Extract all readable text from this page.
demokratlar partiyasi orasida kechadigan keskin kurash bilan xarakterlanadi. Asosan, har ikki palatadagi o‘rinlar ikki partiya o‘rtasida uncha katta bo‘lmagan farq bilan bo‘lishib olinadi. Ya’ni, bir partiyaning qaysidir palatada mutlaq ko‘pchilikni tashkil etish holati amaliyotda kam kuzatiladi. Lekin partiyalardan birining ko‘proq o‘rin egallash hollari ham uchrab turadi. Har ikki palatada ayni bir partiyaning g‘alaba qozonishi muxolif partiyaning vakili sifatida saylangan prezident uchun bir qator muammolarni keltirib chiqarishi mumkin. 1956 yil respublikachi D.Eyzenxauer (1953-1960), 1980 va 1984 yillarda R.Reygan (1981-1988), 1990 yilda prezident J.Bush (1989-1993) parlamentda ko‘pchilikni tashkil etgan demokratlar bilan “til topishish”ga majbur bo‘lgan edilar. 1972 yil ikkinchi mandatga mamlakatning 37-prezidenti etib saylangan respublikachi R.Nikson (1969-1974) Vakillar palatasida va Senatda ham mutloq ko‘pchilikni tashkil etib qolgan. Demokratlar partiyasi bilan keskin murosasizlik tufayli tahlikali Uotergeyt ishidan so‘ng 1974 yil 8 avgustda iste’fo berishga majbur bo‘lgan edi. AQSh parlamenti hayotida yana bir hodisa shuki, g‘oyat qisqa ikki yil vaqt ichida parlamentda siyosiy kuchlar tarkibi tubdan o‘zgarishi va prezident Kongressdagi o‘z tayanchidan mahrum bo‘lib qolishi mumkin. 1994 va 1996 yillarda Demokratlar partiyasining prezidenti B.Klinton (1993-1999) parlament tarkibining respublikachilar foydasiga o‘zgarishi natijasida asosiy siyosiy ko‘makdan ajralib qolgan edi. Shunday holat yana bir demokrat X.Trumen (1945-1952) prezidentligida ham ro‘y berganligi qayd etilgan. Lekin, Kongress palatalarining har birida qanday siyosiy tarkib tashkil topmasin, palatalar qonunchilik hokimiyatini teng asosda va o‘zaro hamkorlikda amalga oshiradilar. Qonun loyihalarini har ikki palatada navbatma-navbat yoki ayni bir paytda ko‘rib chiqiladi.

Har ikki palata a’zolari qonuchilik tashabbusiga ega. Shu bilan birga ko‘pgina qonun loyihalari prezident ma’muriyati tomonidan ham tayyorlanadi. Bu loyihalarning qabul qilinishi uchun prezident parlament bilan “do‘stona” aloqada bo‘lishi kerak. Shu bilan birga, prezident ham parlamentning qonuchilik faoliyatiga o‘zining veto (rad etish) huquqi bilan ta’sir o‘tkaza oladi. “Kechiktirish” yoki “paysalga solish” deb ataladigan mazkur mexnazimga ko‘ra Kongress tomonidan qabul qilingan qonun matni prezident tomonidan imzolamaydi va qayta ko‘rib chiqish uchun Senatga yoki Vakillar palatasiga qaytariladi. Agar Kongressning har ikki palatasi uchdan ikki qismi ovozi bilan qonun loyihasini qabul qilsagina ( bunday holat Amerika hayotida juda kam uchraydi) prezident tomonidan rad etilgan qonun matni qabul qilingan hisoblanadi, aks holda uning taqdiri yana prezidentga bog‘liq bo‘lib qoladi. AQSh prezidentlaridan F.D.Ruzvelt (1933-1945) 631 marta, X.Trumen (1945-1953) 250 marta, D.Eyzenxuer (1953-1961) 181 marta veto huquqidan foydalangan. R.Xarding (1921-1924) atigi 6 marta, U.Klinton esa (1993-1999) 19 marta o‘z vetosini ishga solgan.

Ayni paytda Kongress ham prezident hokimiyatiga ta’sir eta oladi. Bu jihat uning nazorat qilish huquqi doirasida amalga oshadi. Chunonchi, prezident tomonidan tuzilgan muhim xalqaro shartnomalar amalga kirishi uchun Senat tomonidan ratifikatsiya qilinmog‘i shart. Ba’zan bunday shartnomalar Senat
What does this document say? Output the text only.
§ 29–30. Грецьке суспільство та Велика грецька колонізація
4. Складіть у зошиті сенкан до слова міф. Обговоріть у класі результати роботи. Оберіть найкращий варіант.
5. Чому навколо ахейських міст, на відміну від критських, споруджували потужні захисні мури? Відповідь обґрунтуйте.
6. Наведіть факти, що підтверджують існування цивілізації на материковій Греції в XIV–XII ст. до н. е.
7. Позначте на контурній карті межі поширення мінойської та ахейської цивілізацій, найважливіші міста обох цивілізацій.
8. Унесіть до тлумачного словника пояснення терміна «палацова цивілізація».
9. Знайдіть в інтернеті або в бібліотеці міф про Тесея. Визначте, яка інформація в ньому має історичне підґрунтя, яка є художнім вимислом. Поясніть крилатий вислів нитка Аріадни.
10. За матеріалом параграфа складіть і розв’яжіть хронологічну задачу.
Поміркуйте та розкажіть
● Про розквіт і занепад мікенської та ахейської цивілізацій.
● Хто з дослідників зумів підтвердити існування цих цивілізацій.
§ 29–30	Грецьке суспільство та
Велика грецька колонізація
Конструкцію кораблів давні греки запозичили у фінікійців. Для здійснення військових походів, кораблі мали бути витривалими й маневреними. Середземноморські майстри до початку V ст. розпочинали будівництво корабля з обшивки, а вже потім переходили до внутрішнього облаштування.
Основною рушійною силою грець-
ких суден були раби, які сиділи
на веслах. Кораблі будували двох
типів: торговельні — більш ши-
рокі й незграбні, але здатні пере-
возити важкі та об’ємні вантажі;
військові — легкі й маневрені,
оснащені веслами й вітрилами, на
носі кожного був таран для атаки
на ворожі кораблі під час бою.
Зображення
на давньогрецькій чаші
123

> **AIM OF THE TASK**:
Repeat every entry word for word.

> **ANSWER**:
Extract all readable text from this page.
demokratlar partiyasi orasida kechadigan keskin kurash bilan xarakterlanadi. Asosan, har ikki palatadagi o‘rinlar ikki partiya o‘rtasida uncha katta bo‘lmagan farq bilan bo‘lishib olinadi. Ya’ni, bir partiyaning qaysidir palatada mutlaq ko‘pchilikni tashkil etish holati amaliyotda kam kuzatiladi. Lekin partiyalardan birining ko‘proq o‘rin egallash hollari ham uchrab turadi. Har ikki palatada ayni bir partiyaning g‘alaba qozonishi muxolif partiyaning vakili sifatida saylangan prezident uchun bir qator muammolarni keltirib chiqarishi mumkin. 1956 yil respublikachi D.Eyzenxauer (1953-1960), 1980 va 1984 yillarda R.Reygan (1981-1988), 1990 yilda prezident J.Bush (1989-1993) parlamentda ko‘pchilikni tashkil etgan demokratlar bilan “til topishish”ga majbur bo‘lgan edilar. 1972 yil ikkinchi mandatga mamlakatning 37-prezidenti etib saylangan respublikachi R.Nikson (1969-1974) Vakillar palatasida va Senatda ham mutloq ko‘pchilikni tashkil etib qolgan. Demokratlar partiyasi bilan keskin murosasizlik tufayli tahlikali Uotergeyt ishidan so‘ng 1974 yil 8 avgustda iste’fo berishga majbur bo‘lgan edi. AQSh parlamenti hayotida yana bir hodisa shuki, g‘oyat qisqa ikki yil vaqt ichida parlamentda siyosiy kuchlar tarkibi tubdan o‘zgarishi va prezident Kongressdagi o‘z tayanchidan mahrum bo‘lib qolishi mumkin. 1994 va 1996 yillarda Demokratlar partiyasining prezidenti B.Klinton (1993-1999) parlament tarkibining respublikachilar foydasiga o‘zgarishi natijasida asosiy siyosiy ko‘makdan ajralib qolgan edi. Shunday holat yana bir demokrat X.Trumen (1945-1952) prezidentligida ham ro‘y berganligi qayd etilgan. Lekin, Kongress palatalarining har birida qanday siyosiy tarkib tashkil topmasin, palatalar qonunchilik hokimiyatini teng asosda va o‘zaro hamkorlikda amalga oshiradilar. Qonun loyihalarini har ikki palatada navbatma-navbat yoki ayni bir paytda ko‘rib chiqiladi.

Har ikki palata a’zolari qonuchilik tashabbusiga ega. Shu bilan birga ko‘pgina qonun loyihalari prezident ma’muriyati tomonidan ham tayyorlanadi. Bu loyihalarning qabul qilinishi uchun prezident parlament bilan “do‘stona” aloqada bo‘lishi kerak. Shu bilan birga, prezident ham parlamentning qonuchilik faoliyatiga o‘zining veto (rad etish) huquqi bilan ta’sir o‘tkaza oladi. “Kechiktirish” yoki “paysalga solish” deb ataladigan mazkur mexnazimga ko‘ra Kongress tomonidan qabul qilingan qonun matni prezident tomonidan imzolamaydi va qayta ko‘rib chiqish uchun Senatga yoki Vakillar palatasiga qaytariladi. Agar Kongressning har ikki palatasi uchdan ikki qismi ovozi bilan qonun loyihasini qabul qilsagina ( bunday holat Amerika hayotida juda kam uchraydi) prezident tomonidan rad etilgan qonun matni qabul qilingan hisoblanadi, aks holda uning taqdiri yana prezidentga bog‘liq bo‘lib qoladi. AQSh prezidentlaridan F.D.Ruzvelt (1933-1945) 631 marta, X.Trumen (1945-1953) 250 marta, D.Eyzenxuer (1953-1961) 181 marta veto huquqidan foydalangan. R.Xarding (1921-1924) atigi 6 marta, U.Klinton esa (1993-1999) 19 marta o‘z vetosini ishga solgan.

Ayni paytda Kongress ham prezident hokimiyatiga ta’sir eta oladi. Bu jihat uning nazorat qilish huquqi doirasida amalga oshadi. Chunonchi, prezident tomonidan tuzilgan muhim xalqaro shartnomalar amalga kirishi uchun Senat tomonidan ratifikatsiya qilinmog‘i shart. Ba’zan bunday shartnomalar Senat
What does this document say? Output the text only.
§ 29–30. Грецьке суспільство та Велика грецька колонізація
4. Складіть у зошиті сенкан до слова міф. Обговоріть у класі результати роботи. Оберіть найкращий варіант.
5. Чому навколо ахейських міст, на відміну від критських, споруджували потужні захисні мури? Відповідь обґрунтуйте.
6. Наведіть факти, що підтверджують існування цивілізації на материковій Греції в XIV–XII ст. до н. е.
7. Позначте на контурній карті межі поширення мінойської та ахейської цивілізацій, найважливіші міста обох цивілізацій.
8. Унесіть до тлумачного словника пояснення терміна «палацова цивілізація».
9. Знайдіть в інтернеті або в бібліотеці міф про Тесея. Визначте, яка інформація в ньому має історичне підґрунтя, яка є художнім вимислом. Поясніть крилатий вислів нитка Аріадни.
10. За матеріалом параграфа складіть і розв’яжіть хронологічну задачу.
Поміркуйте та розкажіть
● Про розквіт і занепад мікенської та ахейської цивілізацій.
● Хто з дослідників зумів підтвердити існування цих цивілізацій.
§ 29–30	Грецьке суспільство та
Велика грецька колонізація
Конструкцію кораблів давні греки запозичили у фінікійців. Для здійснення військових походів, кораблі мали бути витривалими й маневреними. Середземноморські майстри до початку V ст. розпочинали будівництво корабля з обшивки, а вже потім переходили до внутрішнього облаштування.
Основною рушійною силою грець-
ких суден були раби, які сиділи
на веслах. Кораблі будували двох
типів: торговельні — більш ши-
рокі й незграбні, але здатні пере-
возити важкі та об’ємні вантажі;
військові — легкі й маневрені,
оснащені веслами й вітрилами, на
носі кожного був таран для атаки
на ворожі кораблі під час бою.
Зображення
на давньогрецькій чаші
123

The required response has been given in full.